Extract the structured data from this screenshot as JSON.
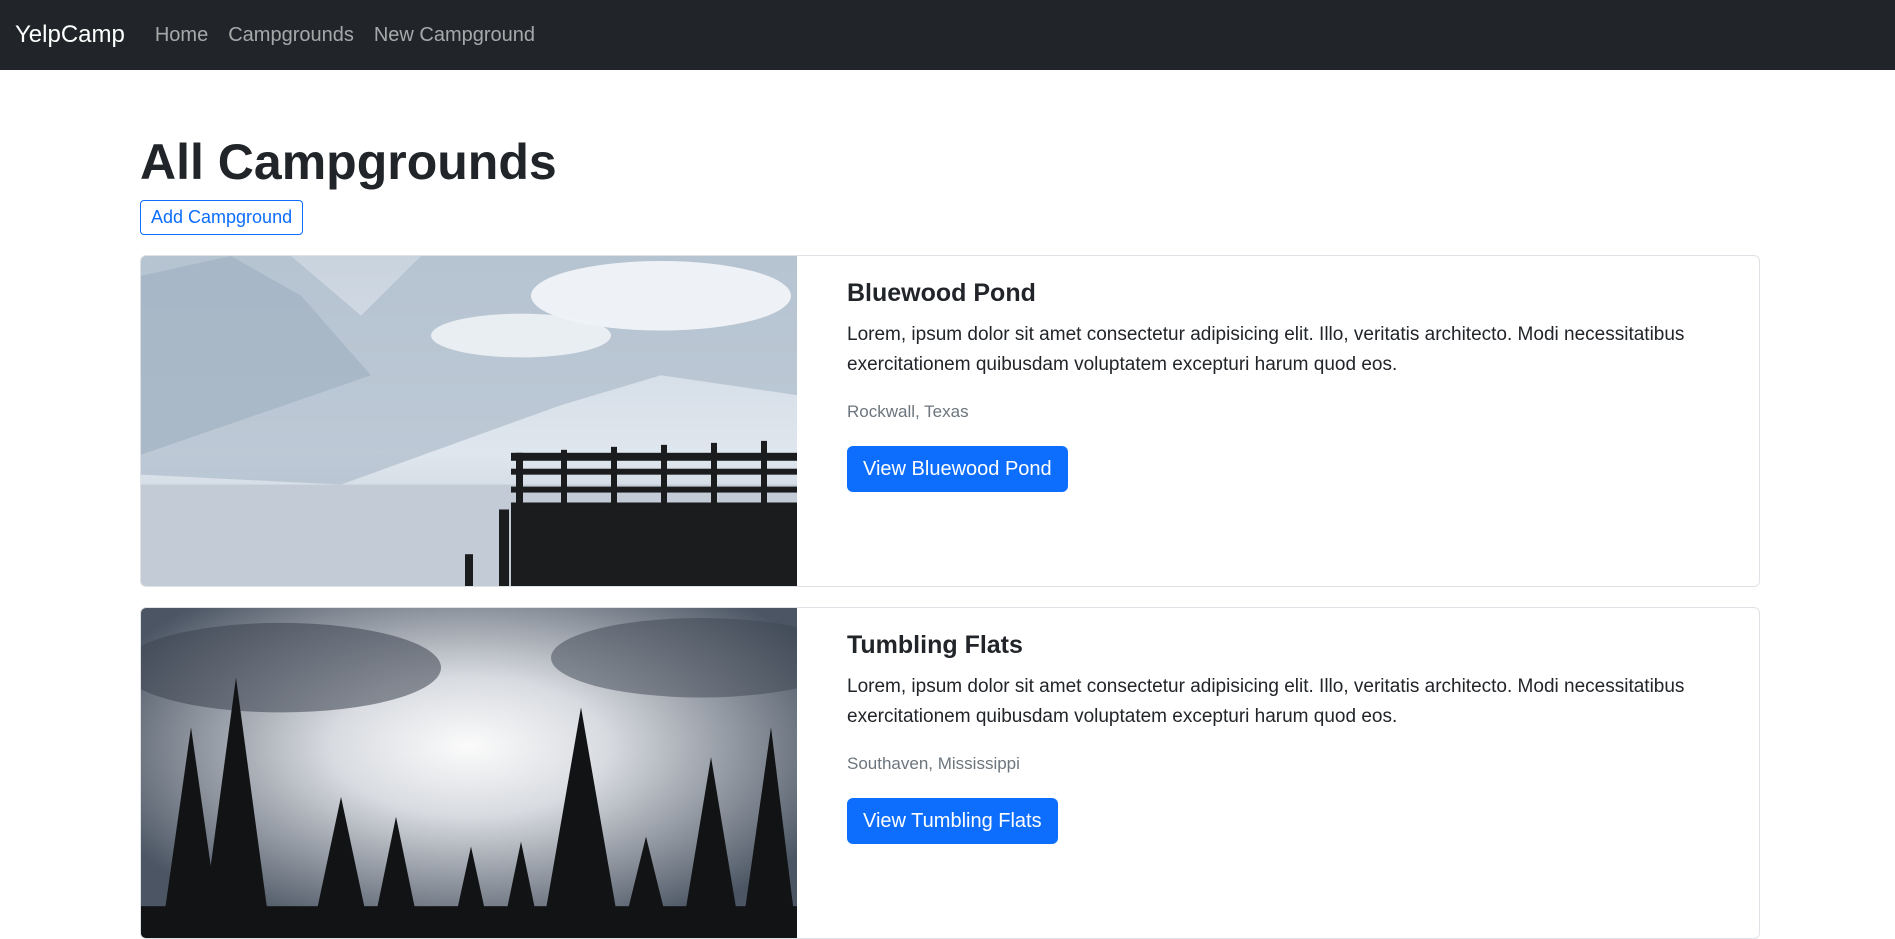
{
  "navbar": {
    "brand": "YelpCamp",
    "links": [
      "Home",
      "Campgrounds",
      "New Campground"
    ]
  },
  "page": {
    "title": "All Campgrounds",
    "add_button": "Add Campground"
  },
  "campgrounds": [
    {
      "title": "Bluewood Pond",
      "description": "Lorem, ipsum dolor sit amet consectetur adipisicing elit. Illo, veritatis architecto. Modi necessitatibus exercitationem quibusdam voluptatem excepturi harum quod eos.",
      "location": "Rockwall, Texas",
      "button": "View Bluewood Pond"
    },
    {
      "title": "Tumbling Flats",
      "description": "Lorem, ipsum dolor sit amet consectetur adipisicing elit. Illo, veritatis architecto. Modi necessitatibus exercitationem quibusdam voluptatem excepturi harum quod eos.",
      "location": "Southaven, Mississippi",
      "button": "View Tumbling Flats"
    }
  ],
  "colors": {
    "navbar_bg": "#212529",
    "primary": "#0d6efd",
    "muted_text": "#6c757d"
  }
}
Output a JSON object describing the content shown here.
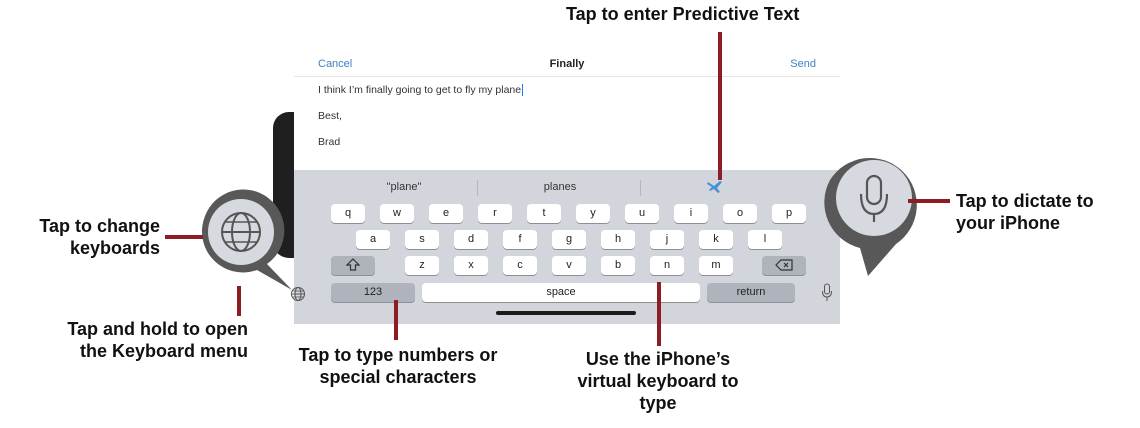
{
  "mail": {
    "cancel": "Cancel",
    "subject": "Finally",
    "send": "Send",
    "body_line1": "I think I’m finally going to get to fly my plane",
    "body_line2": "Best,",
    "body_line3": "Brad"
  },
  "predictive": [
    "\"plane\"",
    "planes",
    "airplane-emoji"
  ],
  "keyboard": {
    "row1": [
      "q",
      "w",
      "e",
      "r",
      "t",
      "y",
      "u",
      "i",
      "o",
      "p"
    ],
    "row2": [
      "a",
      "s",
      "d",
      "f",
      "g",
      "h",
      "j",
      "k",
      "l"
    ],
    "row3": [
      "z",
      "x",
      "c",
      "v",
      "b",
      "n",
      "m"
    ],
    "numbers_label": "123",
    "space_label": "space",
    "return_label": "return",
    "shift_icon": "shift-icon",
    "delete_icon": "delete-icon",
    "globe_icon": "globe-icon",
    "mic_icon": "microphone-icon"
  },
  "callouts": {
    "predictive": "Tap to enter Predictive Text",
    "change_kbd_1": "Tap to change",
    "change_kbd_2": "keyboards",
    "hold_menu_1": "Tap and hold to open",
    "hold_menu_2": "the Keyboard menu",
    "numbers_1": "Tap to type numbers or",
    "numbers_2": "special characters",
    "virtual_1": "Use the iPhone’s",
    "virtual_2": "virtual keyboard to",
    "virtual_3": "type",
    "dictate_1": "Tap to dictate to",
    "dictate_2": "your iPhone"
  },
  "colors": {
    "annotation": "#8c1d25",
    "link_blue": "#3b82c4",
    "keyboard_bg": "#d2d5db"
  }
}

• Your task: Omit the pictures and reproduce the listing exactly.

• Finished exercise:
Extract the structured data from this screenshot as JSON.
{
  "navbar": {
    "brand": "YelpCamp",
    "links": [
      "Home",
      "Campgrounds",
      "New Campground"
    ]
  },
  "page": {
    "title": "All Campgrounds",
    "add_button": "Add Campground"
  },
  "campgrounds": [
    {
      "title": "Bluewood Pond",
      "description": "Lorem, ipsum dolor sit amet consectetur adipisicing elit. Illo, veritatis architecto. Modi necessitatibus exercitationem quibusdam voluptatem excepturi harum quod eos.",
      "location": "Rockwall, Texas",
      "button": "View Bluewood Pond"
    },
    {
      "title": "Tumbling Flats",
      "description": "Lorem, ipsum dolor sit amet consectetur adipisicing elit. Illo, veritatis architecto. Modi necessitatibus exercitationem quibusdam voluptatem excepturi harum quod eos.",
      "location": "Southaven, Mississippi",
      "button": "View Tumbling Flats"
    }
  ],
  "colors": {
    "navbar_bg": "#212529",
    "primary": "#0d6efd",
    "muted_text": "#6c757d"
  }
}
Output a JSON object describing the content shown here.
{
  "mail": {
    "cancel": "Cancel",
    "subject": "Finally",
    "send": "Send",
    "body_line1": "I think I’m finally going to get to fly my plane",
    "body_line2": "Best,",
    "body_line3": "Brad"
  },
  "predictive": [
    "\"plane\"",
    "planes",
    "airplane-emoji"
  ],
  "keyboard": {
    "row1": [
      "q",
      "w",
      "e",
      "r",
      "t",
      "y",
      "u",
      "i",
      "o",
      "p"
    ],
    "row2": [
      "a",
      "s",
      "d",
      "f",
      "g",
      "h",
      "j",
      "k",
      "l"
    ],
    "row3": [
      "z",
      "x",
      "c",
      "v",
      "b",
      "n",
      "m"
    ],
    "numbers_label": "123",
    "space_label": "space",
    "return_label": "return",
    "shift_icon": "shift-icon",
    "delete_icon": "delete-icon",
    "globe_icon": "globe-icon",
    "mic_icon": "microphone-icon"
  },
  "callouts": {
    "predictive": "Tap to enter Predictive Text",
    "change_kbd_1": "Tap to change",
    "change_kbd_2": "keyboards",
    "hold_menu_1": "Tap and hold to open",
    "hold_menu_2": "the Keyboard menu",
    "numbers_1": "Tap to type numbers or",
    "numbers_2": "special characters",
    "virtual_1": "Use the iPhone’s",
    "virtual_2": "virtual keyboard to",
    "virtual_3": "type",
    "dictate_1": "Tap to dictate to",
    "dictate_2": "your iPhone"
  },
  "colors": {
    "annotation": "#8c1d25",
    "link_blue": "#3b82c4",
    "keyboard_bg": "#d2d5db"
  }
}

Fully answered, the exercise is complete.